### TASK INSTRUCTIONS
Records follow. Pull out every line that contains "screenshot".

### EXCERPTED DATA
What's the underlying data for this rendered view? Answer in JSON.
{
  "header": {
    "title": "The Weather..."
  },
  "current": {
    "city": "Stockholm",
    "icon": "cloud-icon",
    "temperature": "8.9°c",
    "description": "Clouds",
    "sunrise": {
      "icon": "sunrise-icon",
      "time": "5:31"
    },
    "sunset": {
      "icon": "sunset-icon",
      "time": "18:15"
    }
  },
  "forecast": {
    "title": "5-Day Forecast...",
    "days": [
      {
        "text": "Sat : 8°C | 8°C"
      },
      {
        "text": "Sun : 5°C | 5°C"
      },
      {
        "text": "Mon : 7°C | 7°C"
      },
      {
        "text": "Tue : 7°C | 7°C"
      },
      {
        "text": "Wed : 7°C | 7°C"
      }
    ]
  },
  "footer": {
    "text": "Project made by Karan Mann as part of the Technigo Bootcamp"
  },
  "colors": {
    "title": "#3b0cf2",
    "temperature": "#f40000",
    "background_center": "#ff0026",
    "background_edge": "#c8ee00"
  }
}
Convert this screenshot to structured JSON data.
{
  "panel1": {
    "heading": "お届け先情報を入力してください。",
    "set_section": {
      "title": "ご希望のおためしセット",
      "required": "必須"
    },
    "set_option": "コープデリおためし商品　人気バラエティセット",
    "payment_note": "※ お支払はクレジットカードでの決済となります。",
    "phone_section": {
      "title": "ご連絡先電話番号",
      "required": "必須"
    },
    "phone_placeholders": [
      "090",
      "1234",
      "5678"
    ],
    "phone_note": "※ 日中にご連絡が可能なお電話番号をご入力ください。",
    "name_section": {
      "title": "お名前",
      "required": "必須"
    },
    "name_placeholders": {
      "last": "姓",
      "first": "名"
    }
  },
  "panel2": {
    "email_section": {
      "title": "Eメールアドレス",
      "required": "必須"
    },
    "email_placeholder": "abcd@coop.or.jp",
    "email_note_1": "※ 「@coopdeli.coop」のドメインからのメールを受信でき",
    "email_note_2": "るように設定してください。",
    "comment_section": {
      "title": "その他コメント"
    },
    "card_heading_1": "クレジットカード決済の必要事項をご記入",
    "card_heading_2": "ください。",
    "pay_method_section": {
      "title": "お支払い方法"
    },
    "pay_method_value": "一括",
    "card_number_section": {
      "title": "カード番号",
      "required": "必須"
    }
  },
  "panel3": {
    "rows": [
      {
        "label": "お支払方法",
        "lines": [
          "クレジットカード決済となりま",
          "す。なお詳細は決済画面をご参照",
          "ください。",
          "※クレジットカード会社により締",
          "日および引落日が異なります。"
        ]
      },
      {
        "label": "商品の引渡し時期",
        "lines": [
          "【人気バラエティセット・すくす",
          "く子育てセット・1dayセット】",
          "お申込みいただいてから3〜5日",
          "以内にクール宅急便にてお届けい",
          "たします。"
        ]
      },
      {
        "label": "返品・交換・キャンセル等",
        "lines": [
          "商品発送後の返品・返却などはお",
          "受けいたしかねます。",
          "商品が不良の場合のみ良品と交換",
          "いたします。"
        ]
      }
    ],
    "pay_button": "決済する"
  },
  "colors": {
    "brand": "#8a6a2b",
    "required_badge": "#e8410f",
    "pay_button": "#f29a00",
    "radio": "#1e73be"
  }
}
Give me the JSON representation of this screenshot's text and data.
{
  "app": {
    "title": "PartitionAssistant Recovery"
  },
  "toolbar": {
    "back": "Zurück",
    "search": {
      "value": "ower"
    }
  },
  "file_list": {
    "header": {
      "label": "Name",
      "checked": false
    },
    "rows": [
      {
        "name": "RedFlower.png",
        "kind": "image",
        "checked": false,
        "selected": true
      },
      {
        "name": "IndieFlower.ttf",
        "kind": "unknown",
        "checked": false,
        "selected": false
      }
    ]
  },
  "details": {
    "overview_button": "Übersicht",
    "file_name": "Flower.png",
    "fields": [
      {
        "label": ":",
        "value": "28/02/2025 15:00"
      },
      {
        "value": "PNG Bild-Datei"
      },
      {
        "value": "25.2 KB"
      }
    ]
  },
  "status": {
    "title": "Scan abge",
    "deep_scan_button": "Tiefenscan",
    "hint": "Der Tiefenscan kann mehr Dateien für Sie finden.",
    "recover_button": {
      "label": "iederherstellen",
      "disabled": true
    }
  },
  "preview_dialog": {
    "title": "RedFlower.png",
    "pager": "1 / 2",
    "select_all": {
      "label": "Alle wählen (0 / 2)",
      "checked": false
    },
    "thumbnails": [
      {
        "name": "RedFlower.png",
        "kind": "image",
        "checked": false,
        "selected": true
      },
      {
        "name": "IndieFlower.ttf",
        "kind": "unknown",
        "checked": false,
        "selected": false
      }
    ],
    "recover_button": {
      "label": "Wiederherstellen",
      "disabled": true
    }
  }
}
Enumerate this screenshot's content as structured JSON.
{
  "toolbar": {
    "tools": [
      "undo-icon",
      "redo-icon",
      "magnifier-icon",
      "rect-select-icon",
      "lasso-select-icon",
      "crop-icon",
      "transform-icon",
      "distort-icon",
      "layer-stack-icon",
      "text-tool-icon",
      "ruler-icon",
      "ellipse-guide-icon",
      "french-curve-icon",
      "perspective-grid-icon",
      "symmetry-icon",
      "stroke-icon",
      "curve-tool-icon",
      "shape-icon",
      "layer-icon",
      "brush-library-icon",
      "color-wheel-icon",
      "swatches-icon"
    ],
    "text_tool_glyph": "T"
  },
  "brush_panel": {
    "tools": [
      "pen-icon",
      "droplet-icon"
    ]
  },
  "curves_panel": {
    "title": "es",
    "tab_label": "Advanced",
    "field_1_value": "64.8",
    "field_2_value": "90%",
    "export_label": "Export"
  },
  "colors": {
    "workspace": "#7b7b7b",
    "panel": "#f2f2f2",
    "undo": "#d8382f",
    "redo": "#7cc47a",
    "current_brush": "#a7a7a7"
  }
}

### ANSWER TO THE EXERCISE
Convert this screenshot to structured JSON data.
Give me the JSON representation of this screenshot's text and data.
Enumerate this screenshot's content as structured JSON.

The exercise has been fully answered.